╭──
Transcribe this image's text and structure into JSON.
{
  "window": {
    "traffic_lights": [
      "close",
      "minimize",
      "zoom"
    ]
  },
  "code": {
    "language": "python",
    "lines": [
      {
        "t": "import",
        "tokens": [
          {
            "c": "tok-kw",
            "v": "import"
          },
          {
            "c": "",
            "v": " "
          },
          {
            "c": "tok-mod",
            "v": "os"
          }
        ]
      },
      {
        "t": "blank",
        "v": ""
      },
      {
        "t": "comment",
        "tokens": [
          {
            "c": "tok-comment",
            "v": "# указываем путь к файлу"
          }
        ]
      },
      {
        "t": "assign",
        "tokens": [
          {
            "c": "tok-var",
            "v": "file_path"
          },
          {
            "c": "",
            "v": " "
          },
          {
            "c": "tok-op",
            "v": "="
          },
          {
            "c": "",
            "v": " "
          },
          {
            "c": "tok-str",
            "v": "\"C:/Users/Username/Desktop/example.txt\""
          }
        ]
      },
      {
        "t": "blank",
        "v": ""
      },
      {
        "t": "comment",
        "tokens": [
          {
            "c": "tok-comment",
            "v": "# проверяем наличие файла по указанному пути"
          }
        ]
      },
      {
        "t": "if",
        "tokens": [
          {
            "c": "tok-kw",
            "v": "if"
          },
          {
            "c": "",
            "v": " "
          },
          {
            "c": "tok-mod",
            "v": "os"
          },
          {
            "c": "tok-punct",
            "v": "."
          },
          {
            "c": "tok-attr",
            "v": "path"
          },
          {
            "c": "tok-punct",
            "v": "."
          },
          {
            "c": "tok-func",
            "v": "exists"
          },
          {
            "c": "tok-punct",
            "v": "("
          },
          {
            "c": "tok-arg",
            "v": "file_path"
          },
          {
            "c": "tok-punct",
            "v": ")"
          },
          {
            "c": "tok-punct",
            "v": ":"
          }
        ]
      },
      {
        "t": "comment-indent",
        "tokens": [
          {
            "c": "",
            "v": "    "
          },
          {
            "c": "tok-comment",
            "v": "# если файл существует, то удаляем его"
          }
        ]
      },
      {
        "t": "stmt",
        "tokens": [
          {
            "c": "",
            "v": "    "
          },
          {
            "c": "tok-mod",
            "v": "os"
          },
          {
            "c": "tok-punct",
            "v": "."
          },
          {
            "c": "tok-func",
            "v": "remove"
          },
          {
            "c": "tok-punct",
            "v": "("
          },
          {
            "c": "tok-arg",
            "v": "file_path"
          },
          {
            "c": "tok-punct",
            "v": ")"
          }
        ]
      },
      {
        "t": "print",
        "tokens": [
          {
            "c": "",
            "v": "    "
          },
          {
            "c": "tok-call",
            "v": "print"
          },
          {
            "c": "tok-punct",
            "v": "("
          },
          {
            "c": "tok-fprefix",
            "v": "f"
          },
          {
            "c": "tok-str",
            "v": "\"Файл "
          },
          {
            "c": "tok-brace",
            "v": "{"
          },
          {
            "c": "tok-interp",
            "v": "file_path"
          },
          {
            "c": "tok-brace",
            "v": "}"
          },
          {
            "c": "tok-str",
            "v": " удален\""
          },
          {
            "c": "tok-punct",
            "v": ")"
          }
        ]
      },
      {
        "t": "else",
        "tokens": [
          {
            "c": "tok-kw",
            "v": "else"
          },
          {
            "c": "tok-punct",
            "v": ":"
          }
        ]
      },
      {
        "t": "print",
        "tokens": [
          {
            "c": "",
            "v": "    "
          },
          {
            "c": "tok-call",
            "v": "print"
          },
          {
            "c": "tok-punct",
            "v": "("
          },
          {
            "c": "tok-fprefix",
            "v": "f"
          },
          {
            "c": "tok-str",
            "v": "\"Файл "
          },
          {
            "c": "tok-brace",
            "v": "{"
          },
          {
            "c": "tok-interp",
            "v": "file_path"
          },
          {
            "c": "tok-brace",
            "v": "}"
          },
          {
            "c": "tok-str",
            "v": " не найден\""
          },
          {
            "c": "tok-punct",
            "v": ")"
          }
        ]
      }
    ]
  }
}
╰──
→ **STATED PROBLEM**: Word for word, extract all the records.

→ **FULL RESPONSE**:
Transcribe this image's text and structure into JSON.
{
  "window": {
    "traffic_lights": [
      "close",
      "minimize",
      "zoom"
    ]
  },
  "code": {
    "language": "python",
    "lines": [
      {
        "t": "import",
        "tokens": [
          {
            "c": "tok-kw",
            "v": "import"
          },
          {
            "c": "",
            "v": " "
          },
          {
            "c": "tok-mod",
            "v": "os"
          }
        ]
      },
      {
        "t": "blank",
        "v": ""
      },
      {
        "t": "comment",
        "tokens": [
          {
            "c": "tok-comment",
            "v": "# указываем путь к файлу"
          }
        ]
      },
      {
        "t": "assign",
        "tokens": [
          {
            "c": "tok-var",
            "v": "file_path"
          },
          {
            "c": "",
            "v": " "
          },
          {
            "c": "tok-op",
            "v": "="
          },
          {
            "c": "",
            "v": " "
          },
          {
            "c": "tok-str",
            "v": "\"C:/Users/Username/Desktop/example.txt\""
          }
        ]
      },
      {
        "t": "blank",
        "v": ""
      },
      {
        "t": "comment",
        "tokens": [
          {
            "c": "tok-comment",
            "v": "# проверяем наличие файла по указанному пути"
          }
        ]
      },
      {
        "t": "if",
        "tokens": [
          {
            "c": "tok-kw",
            "v": "if"
          },
          {
            "c": "",
            "v": " "
          },
          {
            "c": "tok-mod",
            "v": "os"
          },
          {
            "c": "tok-punct",
            "v": "."
          },
          {
            "c": "tok-attr",
            "v": "path"
          },
          {
            "c": "tok-punct",
            "v": "."
          },
          {
            "c": "tok-func",
            "v": "exists"
          },
          {
            "c": "tok-punct",
            "v": "("
          },
          {
            "c": "tok-arg",
            "v": "file_path"
          },
          {
            "c": "tok-punct",
            "v": ")"
          },
          {
            "c": "tok-punct",
            "v": ":"
          }
        ]
      },
      {
        "t": "comment-indent",
        "tokens": [
          {
            "c": "",
            "v": "    "
          },
          {
            "c": "tok-comment",
            "v": "# если файл существует, то удаляем его"
          }
        ]
      },
      {
        "t": "stmt",
        "tokens": [
          {
            "c": "",
            "v": "    "
          },
          {
            "c": "tok-mod",
            "v": "os"
          },
          {
            "c": "tok-punct",
            "v": "."
          },
          {
            "c": "tok-func",
            "v": "remove"
          },
          {
            "c": "tok-punct",
            "v": "("
          },
          {
            "c": "tok-arg",
            "v": "file_path"
          },
          {
            "c": "tok-punct",
            "v": ")"
          }
        ]
      },
      {
        "t": "print",
        "tokens": [
          {
            "c": "",
            "v": "    "
          },
          {
            "c": "tok-call",
            "v": "print"
          },
          {
            "c": "tok-punct",
            "v": "("
          },
          {
            "c": "tok-fprefix",
            "v": "f"
          },
          {
            "c": "tok-str",
            "v": "\"Файл "
          },
          {
            "c": "tok-brace",
            "v": "{"
          },
          {
            "c": "tok-interp",
            "v": "file_path"
          },
          {
            "c": "tok-brace",
            "v": "}"
          },
          {
            "c": "tok-str",
            "v": " удален\""
          },
          {
            "c": "tok-punct",
            "v": ")"
          }
        ]
      },
      {
        "t": "else",
        "tokens": [
          {
            "c": "tok-kw",
            "v": "else"
          },
          {
            "c": "tok-punct",
            "v": ":"
          }
        ]
      },
      {
        "t": "print",
        "tokens": [
          {
            "c": "",
            "v": "    "
          },
          {
            "c": "tok-call",
            "v": "print"
          },
          {
            "c": "tok-punct",
            "v": "("
          },
          {
            "c": "tok-fprefix",
            "v": "f"
          },
          {
            "c": "tok-str",
            "v": "\"Файл "
          },
          {
            "c": "tok-brace",
            "v": "{"
          },
          {
            "c": "tok-interp",
            "v": "file_path"
          },
          {
            "c": "tok-brace",
            "v": "}"
          },
          {
            "c": "tok-str",
            "v": " не найден\""
          },
          {
            "c": "tok-punct",
            "v": ")"
          }
        ]
      }
    ]
  }
}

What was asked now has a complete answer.